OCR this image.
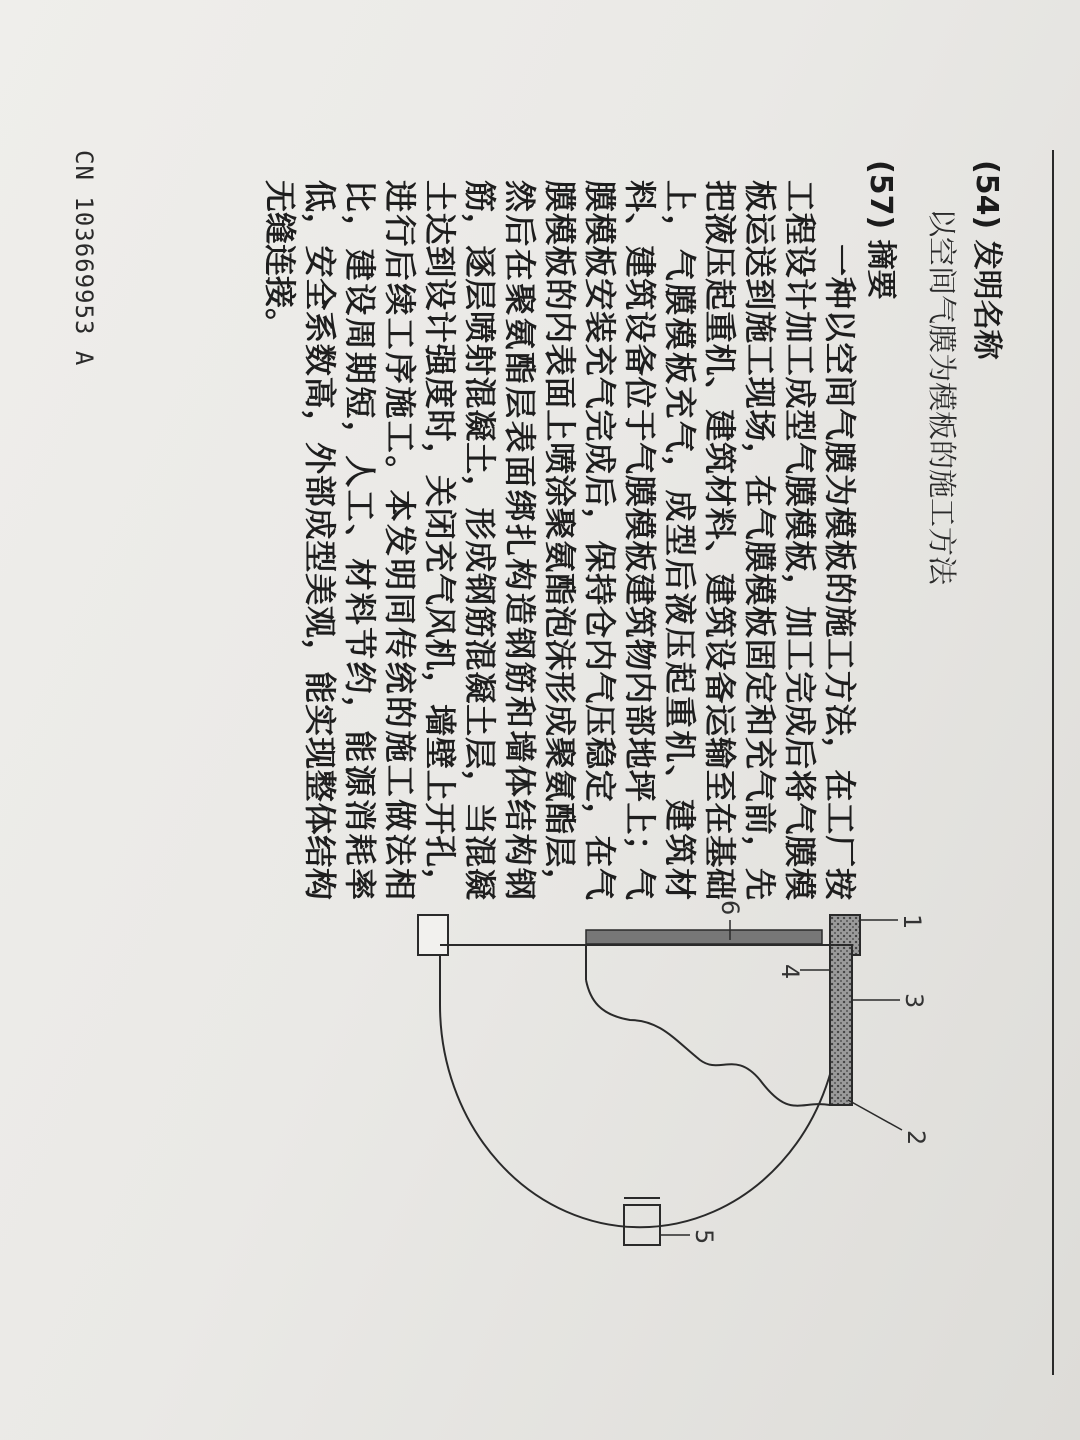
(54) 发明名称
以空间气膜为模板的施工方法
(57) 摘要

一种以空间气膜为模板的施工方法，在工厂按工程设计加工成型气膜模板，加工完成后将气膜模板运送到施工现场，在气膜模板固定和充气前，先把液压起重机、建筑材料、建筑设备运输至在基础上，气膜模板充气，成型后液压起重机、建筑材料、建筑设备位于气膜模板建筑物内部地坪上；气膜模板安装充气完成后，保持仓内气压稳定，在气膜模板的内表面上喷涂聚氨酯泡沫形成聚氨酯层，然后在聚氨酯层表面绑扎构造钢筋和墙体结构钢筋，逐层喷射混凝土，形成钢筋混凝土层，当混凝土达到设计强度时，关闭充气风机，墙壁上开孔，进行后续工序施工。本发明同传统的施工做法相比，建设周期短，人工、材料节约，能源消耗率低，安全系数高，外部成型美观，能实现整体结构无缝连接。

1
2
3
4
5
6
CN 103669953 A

Aim of the exercise: Copy the records word for word, leaving no picture in the copy.

Task answer:
OCR this image.
(54) 发明名称
以空间气膜为模板的施工方法
(57) 摘要

一种以空间气膜为模板的施工方法，在工厂按工程设计加工成型气膜模板，加工完成后将气膜模板运送到施工现场，在气膜模板固定和充气前，先把液压起重机、建筑材料、建筑设备运输至在基础上，气膜模板充气，成型后液压起重机、建筑材料、建筑设备位于气膜模板建筑物内部地坪上；气膜模板安装充气完成后，保持仓内气压稳定，在气膜模板的内表面上喷涂聚氨酯泡沫形成聚氨酯层，然后在聚氨酯层表面绑扎构造钢筋和墙体结构钢筋，逐层喷射混凝土，形成钢筋混凝土层，当混凝土达到设计强度时，关闭充气风机，墙壁上开孔，进行后续工序施工。本发明同传统的施工做法相比，建设周期短，人工、材料节约，能源消耗率低，安全系数高，外部成型美观，能实现整体结构无缝连接。

1
2
3
4
5
6
CN 103669953 A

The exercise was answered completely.